Task directions: Count lines with "тельности" in them. Report only the total.

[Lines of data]
================================

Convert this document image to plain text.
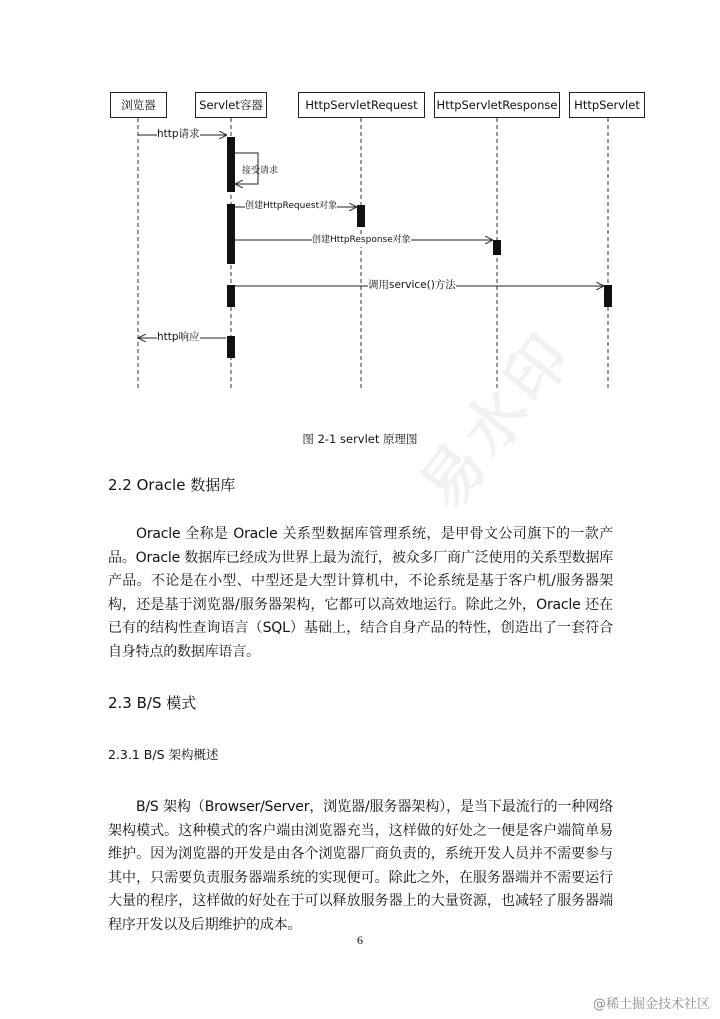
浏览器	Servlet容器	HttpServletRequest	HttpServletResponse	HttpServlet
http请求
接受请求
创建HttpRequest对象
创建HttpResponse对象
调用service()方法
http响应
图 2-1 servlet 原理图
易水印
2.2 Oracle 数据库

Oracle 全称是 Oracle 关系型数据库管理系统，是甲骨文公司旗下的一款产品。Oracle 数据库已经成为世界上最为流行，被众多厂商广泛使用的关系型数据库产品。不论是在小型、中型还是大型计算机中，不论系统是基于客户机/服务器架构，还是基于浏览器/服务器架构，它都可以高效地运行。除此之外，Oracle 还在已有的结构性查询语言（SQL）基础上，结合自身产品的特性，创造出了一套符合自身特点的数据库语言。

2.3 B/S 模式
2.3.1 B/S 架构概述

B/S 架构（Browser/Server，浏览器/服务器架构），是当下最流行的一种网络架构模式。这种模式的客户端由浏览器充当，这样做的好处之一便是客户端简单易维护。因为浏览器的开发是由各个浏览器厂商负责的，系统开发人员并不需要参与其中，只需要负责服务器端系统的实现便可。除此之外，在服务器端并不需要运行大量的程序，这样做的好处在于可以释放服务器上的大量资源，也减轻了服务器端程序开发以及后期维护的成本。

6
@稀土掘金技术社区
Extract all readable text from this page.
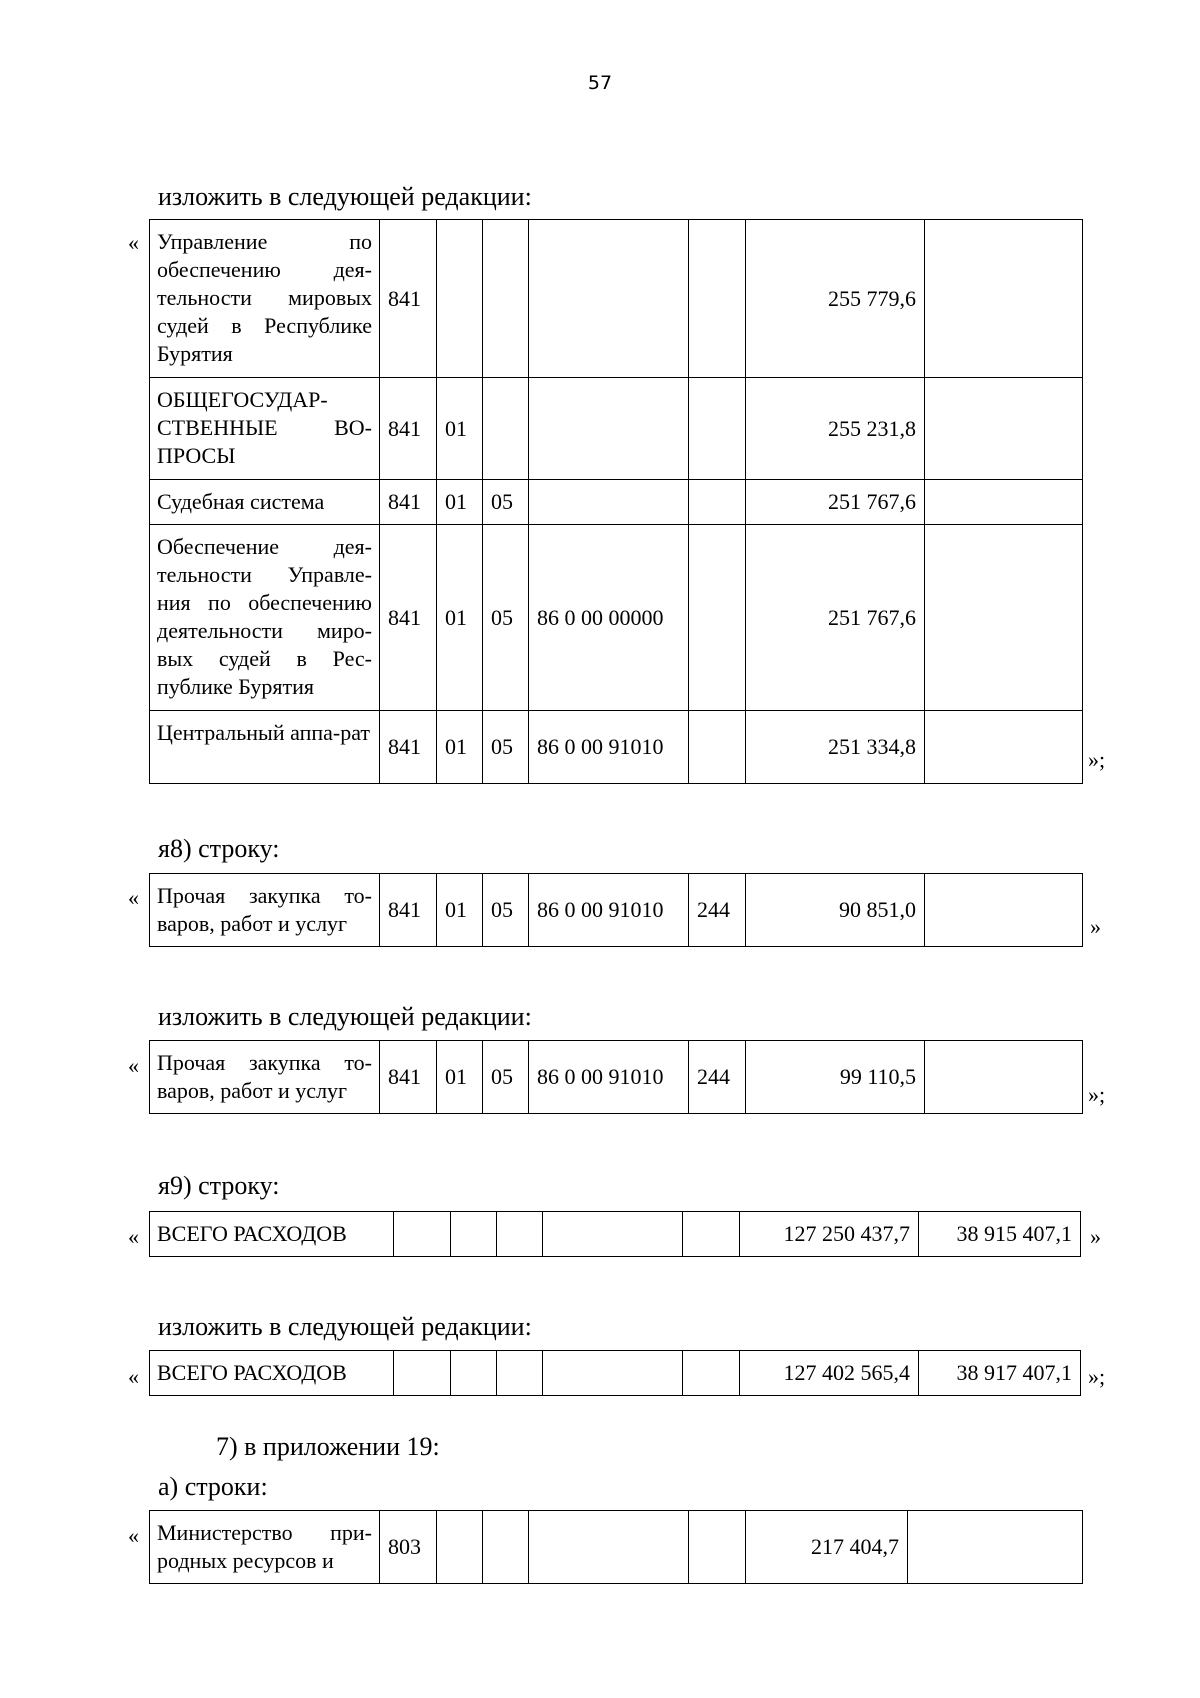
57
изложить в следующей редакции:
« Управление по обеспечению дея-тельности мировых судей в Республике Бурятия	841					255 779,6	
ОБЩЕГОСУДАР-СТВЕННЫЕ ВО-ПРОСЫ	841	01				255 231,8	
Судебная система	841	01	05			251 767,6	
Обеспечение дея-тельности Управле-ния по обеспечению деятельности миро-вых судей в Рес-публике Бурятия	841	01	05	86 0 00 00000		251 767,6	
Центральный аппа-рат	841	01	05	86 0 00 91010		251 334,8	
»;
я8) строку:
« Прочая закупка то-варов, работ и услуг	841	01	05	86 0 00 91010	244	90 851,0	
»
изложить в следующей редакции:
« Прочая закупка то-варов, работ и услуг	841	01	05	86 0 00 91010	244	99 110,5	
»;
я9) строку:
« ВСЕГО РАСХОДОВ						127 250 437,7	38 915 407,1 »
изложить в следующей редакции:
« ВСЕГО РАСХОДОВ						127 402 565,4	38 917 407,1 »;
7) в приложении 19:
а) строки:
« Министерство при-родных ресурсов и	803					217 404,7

================================

Response: 2